> _Task description_
Find the lines below that contain the word "text" and count them. Only the number should be given.

> _Records supplied_
::::

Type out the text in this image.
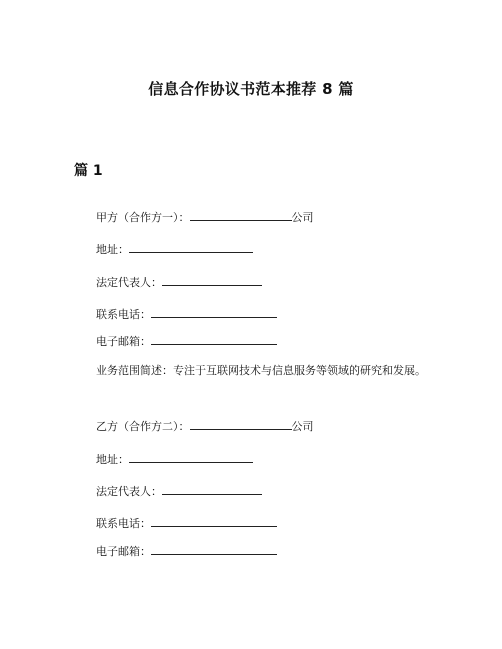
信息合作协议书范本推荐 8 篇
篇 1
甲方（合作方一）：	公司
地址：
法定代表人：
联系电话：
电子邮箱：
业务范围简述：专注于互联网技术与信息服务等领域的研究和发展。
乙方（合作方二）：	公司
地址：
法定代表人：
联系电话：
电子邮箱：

::::

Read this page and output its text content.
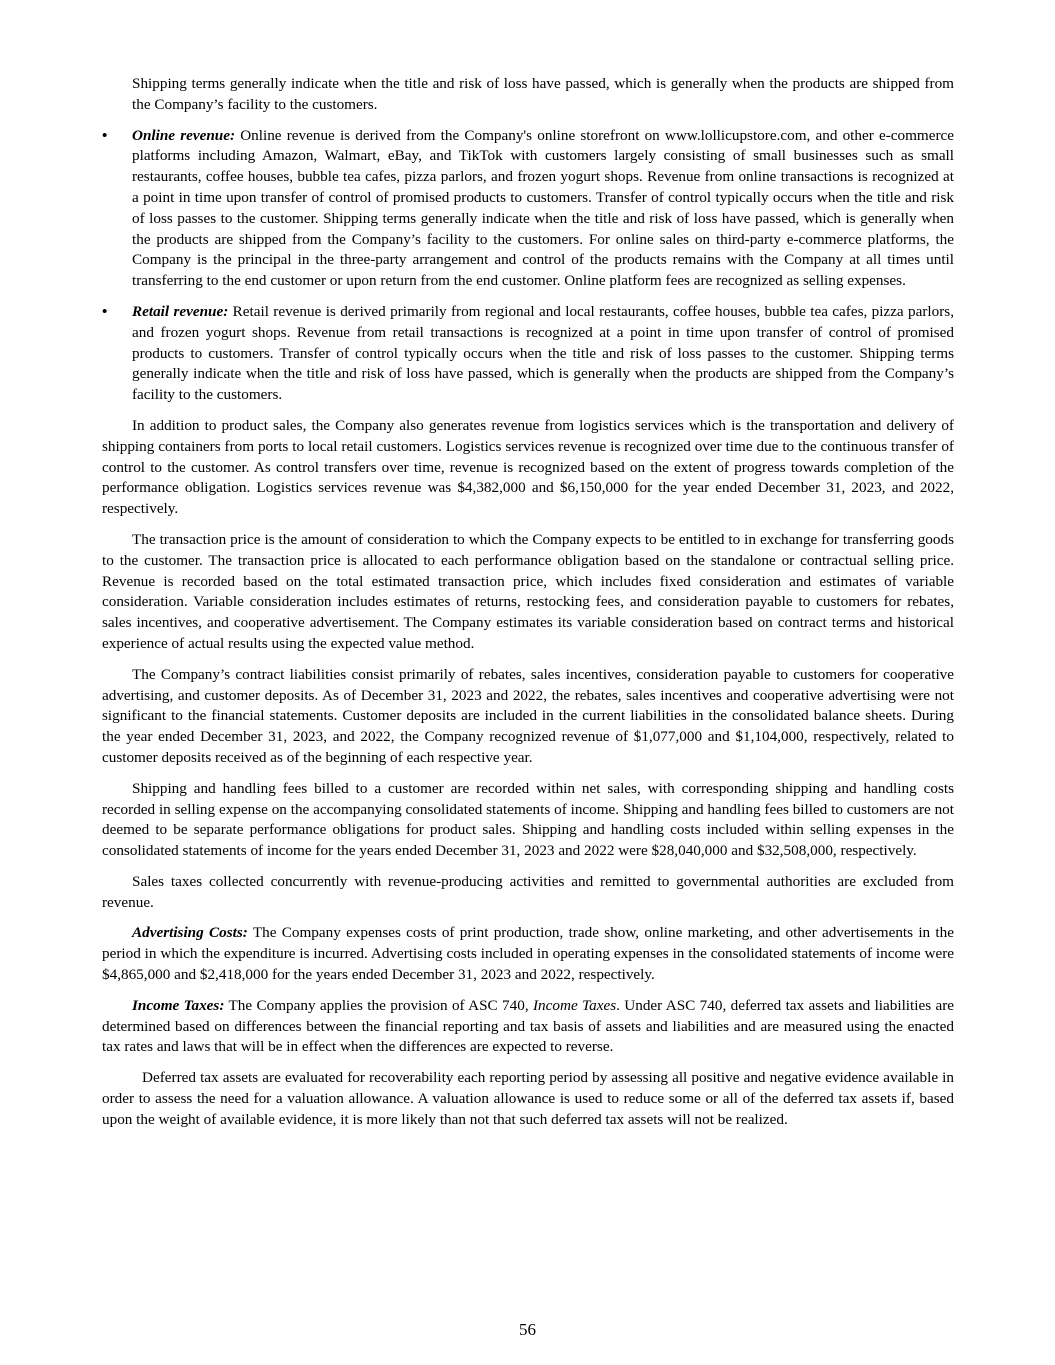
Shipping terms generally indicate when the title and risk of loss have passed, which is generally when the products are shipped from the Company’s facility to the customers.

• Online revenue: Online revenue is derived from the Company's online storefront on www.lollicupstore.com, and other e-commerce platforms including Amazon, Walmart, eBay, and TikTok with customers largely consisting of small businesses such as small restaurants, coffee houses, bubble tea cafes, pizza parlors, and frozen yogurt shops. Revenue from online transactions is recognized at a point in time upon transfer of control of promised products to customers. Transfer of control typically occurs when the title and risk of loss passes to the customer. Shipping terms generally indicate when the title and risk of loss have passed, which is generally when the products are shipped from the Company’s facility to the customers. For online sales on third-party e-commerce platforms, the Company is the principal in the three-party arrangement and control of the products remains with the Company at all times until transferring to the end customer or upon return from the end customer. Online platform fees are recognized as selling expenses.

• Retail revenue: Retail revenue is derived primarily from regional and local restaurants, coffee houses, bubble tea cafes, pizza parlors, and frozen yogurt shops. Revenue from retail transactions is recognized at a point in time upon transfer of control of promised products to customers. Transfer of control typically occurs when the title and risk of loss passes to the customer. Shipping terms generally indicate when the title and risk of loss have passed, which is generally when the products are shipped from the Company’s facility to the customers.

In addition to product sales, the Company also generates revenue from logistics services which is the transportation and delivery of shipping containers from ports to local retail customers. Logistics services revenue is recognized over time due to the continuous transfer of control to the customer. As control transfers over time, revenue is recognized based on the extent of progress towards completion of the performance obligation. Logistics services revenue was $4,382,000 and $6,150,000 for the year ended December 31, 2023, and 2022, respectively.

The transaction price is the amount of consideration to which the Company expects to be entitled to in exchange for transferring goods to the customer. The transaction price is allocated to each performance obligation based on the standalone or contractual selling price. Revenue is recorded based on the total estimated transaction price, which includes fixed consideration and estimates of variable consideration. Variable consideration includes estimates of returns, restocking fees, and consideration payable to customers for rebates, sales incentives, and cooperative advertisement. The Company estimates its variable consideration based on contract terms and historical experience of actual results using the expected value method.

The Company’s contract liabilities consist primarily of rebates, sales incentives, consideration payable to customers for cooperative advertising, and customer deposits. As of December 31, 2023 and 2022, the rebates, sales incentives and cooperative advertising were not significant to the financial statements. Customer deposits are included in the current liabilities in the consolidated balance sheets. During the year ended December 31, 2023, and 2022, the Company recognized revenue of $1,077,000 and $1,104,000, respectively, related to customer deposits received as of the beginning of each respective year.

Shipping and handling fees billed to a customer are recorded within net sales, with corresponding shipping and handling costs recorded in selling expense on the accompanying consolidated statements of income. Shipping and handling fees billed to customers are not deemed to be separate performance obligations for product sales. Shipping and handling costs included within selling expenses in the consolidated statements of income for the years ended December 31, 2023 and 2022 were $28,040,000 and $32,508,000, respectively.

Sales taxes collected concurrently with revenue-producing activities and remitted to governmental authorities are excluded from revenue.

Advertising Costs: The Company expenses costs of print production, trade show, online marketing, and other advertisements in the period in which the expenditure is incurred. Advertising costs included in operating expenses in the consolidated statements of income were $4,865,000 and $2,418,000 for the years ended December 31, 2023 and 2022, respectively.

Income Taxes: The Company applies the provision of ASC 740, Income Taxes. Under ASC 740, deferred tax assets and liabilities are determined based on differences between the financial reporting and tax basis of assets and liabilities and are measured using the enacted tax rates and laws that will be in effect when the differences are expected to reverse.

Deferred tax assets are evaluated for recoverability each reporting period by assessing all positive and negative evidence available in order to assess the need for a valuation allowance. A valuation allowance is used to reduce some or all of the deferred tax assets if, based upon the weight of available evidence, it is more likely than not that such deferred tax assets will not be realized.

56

::::

> _Task output_
2